▸ ARTICLE
☆ ☆ ☆ ☆ ☆ ☆ ☆
What kind of paper is this?
This is a Method paper.
It identifies a specific failure mode in existing neural network methodologies (least-squares regression on multi-valued inverse problems) and proposes a novel architecture (combining MLPs with Mixture Models) to solve it. It derives the mathematical framework for training this architecture via standard back-propagation and validates it against the established baseline.
What is the motivation?
Standard neural networks trained with sum-of-squares (MSE) or cross-entropy error functions approximate the conditional average of the target data, $\langle t|x \rangle$.
While optimal for single-valued functions or classification, this produces completely erroneous results for inverse problems where the mapping is multi-valued (one input has multiple valid outputs). For example, in robot inverse kinematics, “elbow-up” and “elbow-down” configurations can achieve the same hand position. An MSE-trained network will average these two valid angles, resulting in an invalid configuration (the paper shows this produces end-effector positions at the outer boundary of the accessible region, corresponding to $\theta_2 = \pi$).

What is the novelty here?
The introduction of the Mixture Density Network (MDN).
The neural network predicts the parameters (mixing coefficients, means, and variances) of a kernel mixture distribution (typically Gaussian).

Key technical contributions include:
- Architecture: Mapping network outputs to mixture parameters using specific activation functions to satisfy constraints (Softmax for priors $\alpha$, Exponential for variances $\sigma$).
- Training: Deriving the error function as the negative log-likelihood of the mixture model.
- Optimization: Deriving the exact derivatives (gradients) of the error with respect to network outputs, allowing the mixture model parameters to be learned via standard back-propagation.
What experiments were performed?
Bishop validated the method on two tasks, comparing an MDN against a standard MLP trained with least-squares:
- Toy Inverse Problem: A sinusoidal mapping $x = t + 0.3\sin(2\pi t) + \epsilon$. The forward problem ($t \to x$) is single-valued, but the inverse ($x \to t$) is multi-valued.
- Robot Kinematics: A 2-link robot arm simulation. The task is to map end-effector Cartesian coordinates $(x_1, x_2)$ back to joint angles $(\theta_1, \theta_2)$.
What outcomes/conclusions?
- Toy Problem: The standard least-squares network failed completely, drawing a smooth curve through the average of the multiple branches, which did not correspond to valid data. The MDN correctly modeled the tri-modal density and discontinuous jumps in the most probable solution.
- Robot Kinematics: The MDN reduced the RMS positioning error by an order of magnitude compared to the standard network (0.0053 vs 0.0578).
- Generality: The paper concludes that MDNs provide a complete description of the conditional probability density, allowing users to calculate any statistic (mean, mode, variance) needed for the application.
☆ ☆ ☆ ☆ ☆ ☆ ☆
▸ PROVIDED MATERIAL
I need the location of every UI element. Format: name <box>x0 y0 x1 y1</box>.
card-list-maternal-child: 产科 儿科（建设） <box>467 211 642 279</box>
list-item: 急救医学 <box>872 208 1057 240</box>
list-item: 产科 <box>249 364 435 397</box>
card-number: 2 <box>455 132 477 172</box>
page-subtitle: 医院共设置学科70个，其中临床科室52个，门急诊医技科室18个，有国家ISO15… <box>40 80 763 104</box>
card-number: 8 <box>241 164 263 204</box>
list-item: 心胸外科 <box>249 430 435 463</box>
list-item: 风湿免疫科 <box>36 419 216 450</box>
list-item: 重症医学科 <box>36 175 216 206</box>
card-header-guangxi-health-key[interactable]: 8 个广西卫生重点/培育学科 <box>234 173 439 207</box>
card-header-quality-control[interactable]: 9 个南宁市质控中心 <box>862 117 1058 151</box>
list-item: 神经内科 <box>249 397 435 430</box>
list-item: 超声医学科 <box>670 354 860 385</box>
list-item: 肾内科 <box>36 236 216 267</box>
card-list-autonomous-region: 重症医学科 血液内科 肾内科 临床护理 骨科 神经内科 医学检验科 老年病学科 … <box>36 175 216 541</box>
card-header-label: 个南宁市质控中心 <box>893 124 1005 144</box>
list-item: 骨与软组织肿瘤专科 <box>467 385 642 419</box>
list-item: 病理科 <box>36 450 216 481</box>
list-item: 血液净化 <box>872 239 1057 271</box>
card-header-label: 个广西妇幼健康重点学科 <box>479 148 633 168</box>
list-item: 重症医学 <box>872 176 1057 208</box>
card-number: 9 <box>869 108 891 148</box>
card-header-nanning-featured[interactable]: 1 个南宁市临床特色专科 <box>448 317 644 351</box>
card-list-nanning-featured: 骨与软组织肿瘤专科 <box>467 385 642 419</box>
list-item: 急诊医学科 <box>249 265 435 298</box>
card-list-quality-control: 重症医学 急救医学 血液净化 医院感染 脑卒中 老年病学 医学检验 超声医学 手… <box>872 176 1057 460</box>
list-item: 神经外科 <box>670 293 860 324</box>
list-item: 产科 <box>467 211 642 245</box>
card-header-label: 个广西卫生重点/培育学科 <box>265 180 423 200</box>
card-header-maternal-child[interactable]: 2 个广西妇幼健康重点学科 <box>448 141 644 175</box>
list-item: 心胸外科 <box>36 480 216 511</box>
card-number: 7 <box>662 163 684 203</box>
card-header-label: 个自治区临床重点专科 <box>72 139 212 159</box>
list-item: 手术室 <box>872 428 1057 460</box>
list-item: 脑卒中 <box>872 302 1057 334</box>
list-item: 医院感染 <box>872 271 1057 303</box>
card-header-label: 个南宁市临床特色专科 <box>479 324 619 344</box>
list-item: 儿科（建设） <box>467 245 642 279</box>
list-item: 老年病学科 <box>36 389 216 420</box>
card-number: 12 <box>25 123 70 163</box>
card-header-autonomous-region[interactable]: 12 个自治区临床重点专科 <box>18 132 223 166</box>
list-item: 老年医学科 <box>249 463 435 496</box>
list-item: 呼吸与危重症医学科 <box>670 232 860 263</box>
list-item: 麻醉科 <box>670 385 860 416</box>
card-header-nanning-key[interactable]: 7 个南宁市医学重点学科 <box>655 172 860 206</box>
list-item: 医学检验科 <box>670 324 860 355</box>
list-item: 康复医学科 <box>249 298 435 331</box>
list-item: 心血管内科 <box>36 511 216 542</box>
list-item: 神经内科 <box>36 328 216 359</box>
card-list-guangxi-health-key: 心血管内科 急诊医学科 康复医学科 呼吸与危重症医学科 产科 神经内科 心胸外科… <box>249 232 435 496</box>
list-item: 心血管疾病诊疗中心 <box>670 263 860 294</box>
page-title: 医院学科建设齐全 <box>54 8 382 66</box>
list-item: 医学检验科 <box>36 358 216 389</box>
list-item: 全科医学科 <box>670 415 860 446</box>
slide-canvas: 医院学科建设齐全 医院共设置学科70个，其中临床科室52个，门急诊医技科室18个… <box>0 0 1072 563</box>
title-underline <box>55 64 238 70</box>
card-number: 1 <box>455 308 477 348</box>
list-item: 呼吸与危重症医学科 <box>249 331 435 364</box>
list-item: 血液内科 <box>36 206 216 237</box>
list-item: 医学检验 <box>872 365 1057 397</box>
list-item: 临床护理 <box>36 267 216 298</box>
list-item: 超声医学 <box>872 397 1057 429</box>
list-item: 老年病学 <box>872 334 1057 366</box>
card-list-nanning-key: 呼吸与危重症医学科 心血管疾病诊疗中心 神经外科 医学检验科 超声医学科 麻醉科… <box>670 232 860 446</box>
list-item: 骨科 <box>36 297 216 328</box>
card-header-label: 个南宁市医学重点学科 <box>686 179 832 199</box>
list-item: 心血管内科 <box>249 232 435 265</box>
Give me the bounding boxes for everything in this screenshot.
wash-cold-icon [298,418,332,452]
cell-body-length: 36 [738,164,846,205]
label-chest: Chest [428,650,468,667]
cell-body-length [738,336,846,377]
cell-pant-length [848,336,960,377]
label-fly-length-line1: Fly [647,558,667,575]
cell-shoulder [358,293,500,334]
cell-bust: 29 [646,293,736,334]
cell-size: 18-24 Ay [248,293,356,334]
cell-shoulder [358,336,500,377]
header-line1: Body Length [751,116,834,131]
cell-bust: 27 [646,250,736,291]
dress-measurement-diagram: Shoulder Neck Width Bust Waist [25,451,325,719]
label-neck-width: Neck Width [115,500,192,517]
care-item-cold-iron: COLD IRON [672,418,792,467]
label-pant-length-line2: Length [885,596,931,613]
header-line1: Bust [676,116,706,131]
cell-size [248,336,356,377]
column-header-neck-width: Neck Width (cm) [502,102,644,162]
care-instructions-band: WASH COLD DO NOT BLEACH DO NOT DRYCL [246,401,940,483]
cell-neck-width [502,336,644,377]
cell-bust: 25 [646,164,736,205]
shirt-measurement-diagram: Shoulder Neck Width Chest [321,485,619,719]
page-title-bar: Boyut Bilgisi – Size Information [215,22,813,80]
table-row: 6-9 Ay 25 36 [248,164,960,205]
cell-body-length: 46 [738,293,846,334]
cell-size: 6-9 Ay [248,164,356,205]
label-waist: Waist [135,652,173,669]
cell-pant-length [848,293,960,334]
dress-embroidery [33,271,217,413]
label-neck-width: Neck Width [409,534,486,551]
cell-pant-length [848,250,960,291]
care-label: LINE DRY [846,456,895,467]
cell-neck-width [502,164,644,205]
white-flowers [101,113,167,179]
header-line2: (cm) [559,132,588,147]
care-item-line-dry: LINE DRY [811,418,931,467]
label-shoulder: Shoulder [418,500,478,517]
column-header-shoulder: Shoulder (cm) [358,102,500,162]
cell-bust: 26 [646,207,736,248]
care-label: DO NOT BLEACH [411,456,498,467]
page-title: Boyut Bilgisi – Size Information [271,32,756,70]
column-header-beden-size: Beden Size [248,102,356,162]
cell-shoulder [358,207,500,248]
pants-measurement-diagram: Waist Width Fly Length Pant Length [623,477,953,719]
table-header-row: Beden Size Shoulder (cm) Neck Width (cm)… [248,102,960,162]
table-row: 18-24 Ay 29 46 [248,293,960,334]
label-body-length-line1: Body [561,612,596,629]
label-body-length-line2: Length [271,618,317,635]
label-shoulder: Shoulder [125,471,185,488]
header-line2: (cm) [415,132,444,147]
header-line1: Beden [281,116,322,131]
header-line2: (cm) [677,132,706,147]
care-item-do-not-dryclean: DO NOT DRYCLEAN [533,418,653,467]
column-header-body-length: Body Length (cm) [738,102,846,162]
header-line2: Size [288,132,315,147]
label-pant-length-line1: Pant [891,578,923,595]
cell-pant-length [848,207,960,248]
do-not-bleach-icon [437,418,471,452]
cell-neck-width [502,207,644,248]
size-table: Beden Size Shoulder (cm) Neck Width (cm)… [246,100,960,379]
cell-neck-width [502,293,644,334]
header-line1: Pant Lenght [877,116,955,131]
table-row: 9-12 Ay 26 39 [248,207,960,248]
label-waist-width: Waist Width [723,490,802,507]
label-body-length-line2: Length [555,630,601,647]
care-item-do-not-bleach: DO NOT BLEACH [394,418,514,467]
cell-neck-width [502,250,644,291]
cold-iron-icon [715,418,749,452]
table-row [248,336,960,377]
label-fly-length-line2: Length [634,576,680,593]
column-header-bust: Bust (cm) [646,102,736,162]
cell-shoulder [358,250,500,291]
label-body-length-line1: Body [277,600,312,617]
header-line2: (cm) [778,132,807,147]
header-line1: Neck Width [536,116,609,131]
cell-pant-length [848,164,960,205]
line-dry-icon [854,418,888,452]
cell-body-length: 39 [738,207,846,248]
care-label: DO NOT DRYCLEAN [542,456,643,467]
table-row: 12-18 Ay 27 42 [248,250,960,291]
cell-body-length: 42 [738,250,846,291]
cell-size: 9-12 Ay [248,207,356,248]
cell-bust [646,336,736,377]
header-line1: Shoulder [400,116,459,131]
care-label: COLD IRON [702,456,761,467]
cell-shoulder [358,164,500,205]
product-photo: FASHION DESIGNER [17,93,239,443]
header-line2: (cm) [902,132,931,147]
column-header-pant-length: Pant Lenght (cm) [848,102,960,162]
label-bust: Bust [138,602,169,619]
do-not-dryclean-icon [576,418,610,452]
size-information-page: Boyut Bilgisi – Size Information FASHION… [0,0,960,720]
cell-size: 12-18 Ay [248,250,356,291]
☆ ☆ ☆ ☆ ☆ ☆ ☆
▸ AIM OF THE TASK
In the Mixture Density Network summary, why does a network trained with least squares give an invalid arm configuration on the robot inverse kinematics problem? Answer in one to three sentences.

▸ FULL OUTPUT
A least-squares network approximates the conditional average of the target data, so it averages the elbow-up and elbow-down angles that both reach the same hand position. That average is not a valid configuration: it puts the end effector at the outer boundary of the accessible region, where θ₂ = π.